## Source records
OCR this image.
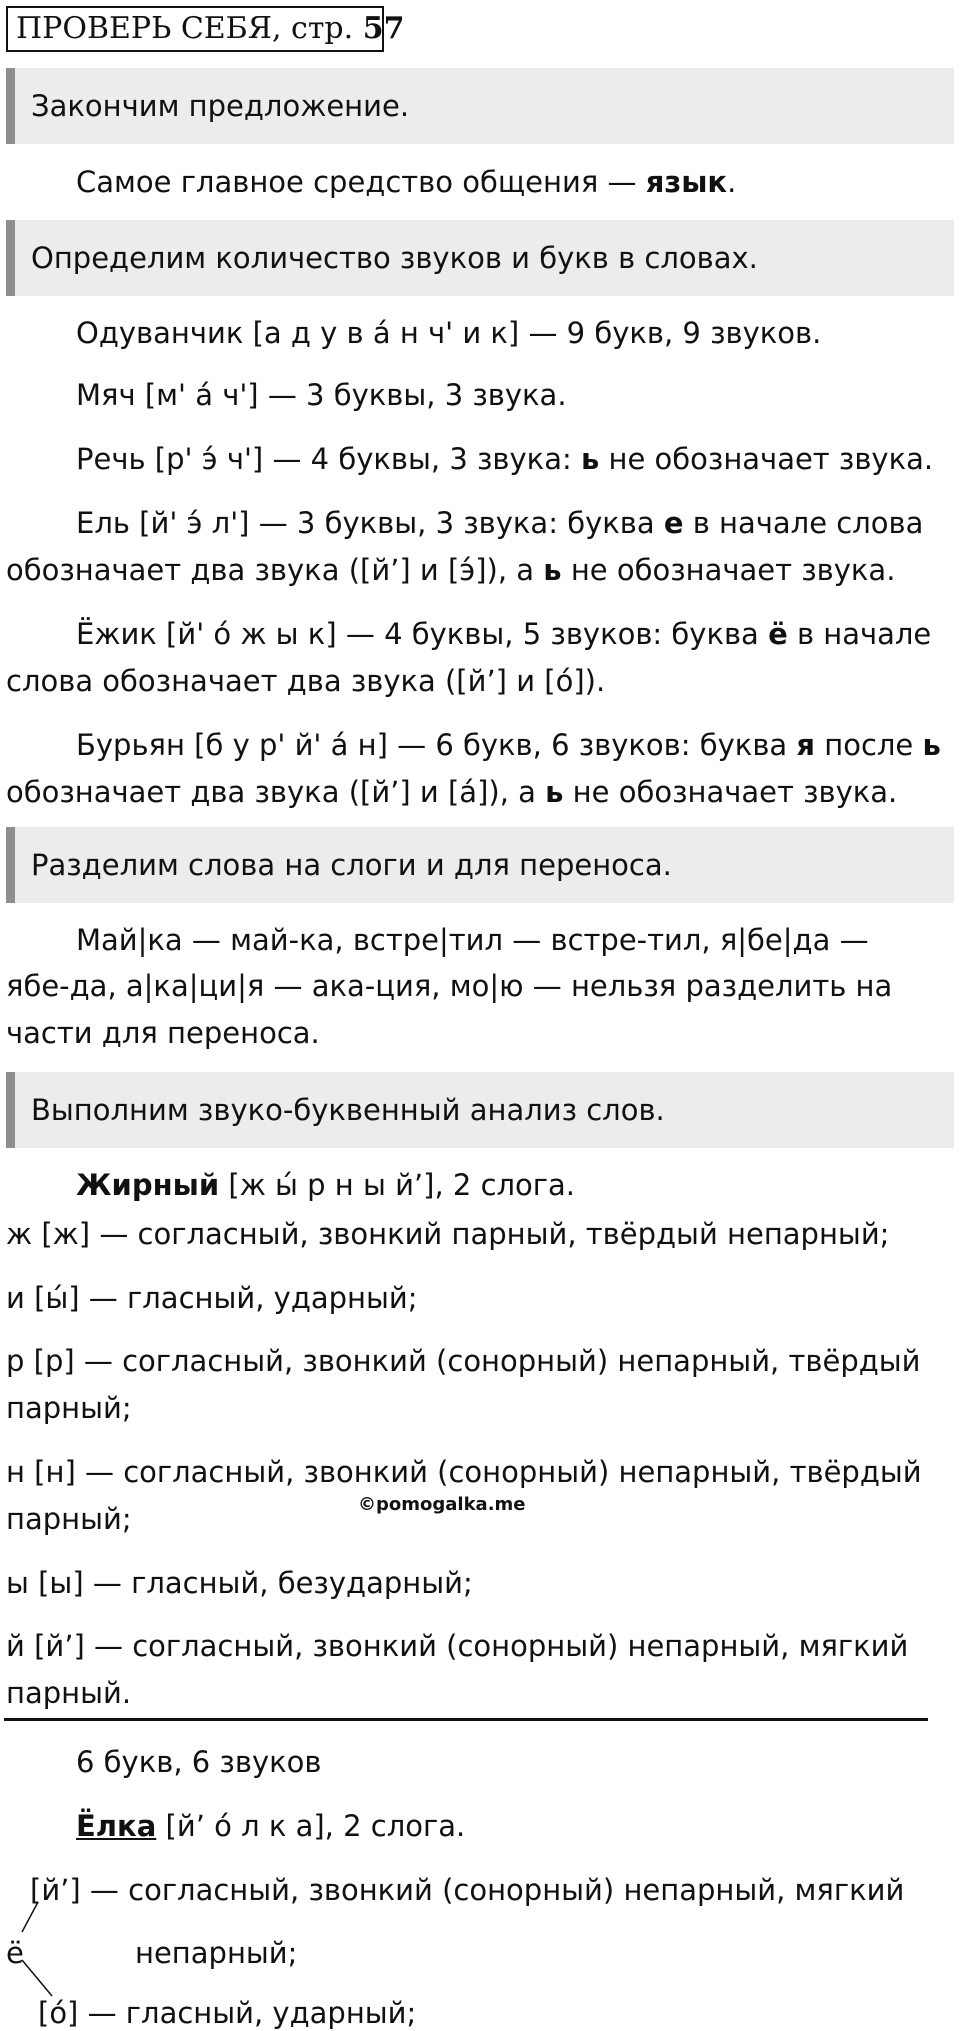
ПРОВЕРЬ СЕБЯ, стр. 57
Закончим предложение.
Самое главное средство общения — язык.
Определим количество звуков и букв в словах.
Одуванчик [а д у в а́ н ч' и к] — 9 букв, 9 звуков.
Мяч [м' а́ ч'] — 3 буквы, 3 звука.
Речь [р' э́ ч'] — 4 буквы, 3 звука: ь не обозначает звука.
Ель [й' э́ л'] — 3 буквы, 3 звука: буква е в начале слова
обозначает два звука ([й’] и [э́]), а ь не обозначает звука.
Ёжик [й' о́ ж ы к] — 4 буквы, 5 звуков: буква ё в начале
слова обозначает два звука ([й’] и [о́]).
Бурьян [б у р' й' а́ н] — 6 букв, 6 звуков: буква я после ь
обозначает два звука ([й’] и [а́]), а ь не обозначает звука.
Разделим слова на слоги и для переноса.
Май|ка — май-ка, встре|тил — встре-тил, я|бе|да —
ябе-да, а|ка|ци|я — ака-ция, мо|ю — нельзя разделить на
части для переноса.
Выполним звуко-буквенный анализ слов.
Жирный [ж ы́ р н ы й’], 2 слога.
ж [ж] — согласный, звонкий парный, твёрдый непарный;
и [ы́] — гласный, ударный;
р [р] — согласный, звонкий (сонорный) непарный, твёрдый
парный;
н [н] — согласный, звонкий (сонорный) непарный, твёрдый
парный;	©pomogalka.me
ы [ы] — гласный, безударный;
й [й’] — согласный, звонкий (сонорный) непарный, мягкий
парный.
6 букв, 6 звуков
Ёлка [й’ о́ л к а], 2 слога.
[й’] — согласный, звонкий (сонорный) непарный, мягкий
непарный;
ё
[о́] — гласный, ударный;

## Work required
Return every line of the records exactly as given, pictures excluded.

## In response
OCR this image.
ПРОВЕРЬ СЕБЯ, стр. 57
Закончим предложение.
Самое главное средство общения — язык.
Определим количество звуков и букв в словах.
Одуванчик [а д у в а́ н ч' и к] — 9 букв, 9 звуков.
Мяч [м' а́ ч'] — 3 буквы, 3 звука.
Речь [р' э́ ч'] — 4 буквы, 3 звука: ь не обозначает звука.
Ель [й' э́ л'] — 3 буквы, 3 звука: буква е в начале слова
обозначает два звука ([й’] и [э́]), а ь не обозначает звука.
Ёжик [й' о́ ж ы к] — 4 буквы, 5 звуков: буква ё в начале
слова обозначает два звука ([й’] и [о́]).
Бурьян [б у р' й' а́ н] — 6 букв, 6 звуков: буква я после ь
обозначает два звука ([й’] и [а́]), а ь не обозначает звука.
Разделим слова на слоги и для переноса.
Май|ка — май-ка, встре|тил — встре-тил, я|бе|да —
ябе-да, а|ка|ци|я — ака-ция, мо|ю — нельзя разделить на
части для переноса.
Выполним звуко-буквенный анализ слов.
Жирный [ж ы́ р н ы й’], 2 слога.
ж [ж] — согласный, звонкий парный, твёрдый непарный;
и [ы́] — гласный, ударный;
р [р] — согласный, звонкий (сонорный) непарный, твёрдый
парный;
н [н] — согласный, звонкий (сонорный) непарный, твёрдый
парный;	©pomogalka.me
ы [ы] — гласный, безударный;
й [й’] — согласный, звонкий (сонорный) непарный, мягкий
парный.
6 букв, 6 звуков
Ёлка [й’ о́ л к а], 2 слога.
[й’] — согласный, звонкий (сонорный) непарный, мягкий
непарный;
ё
[о́] — гласный, ударный;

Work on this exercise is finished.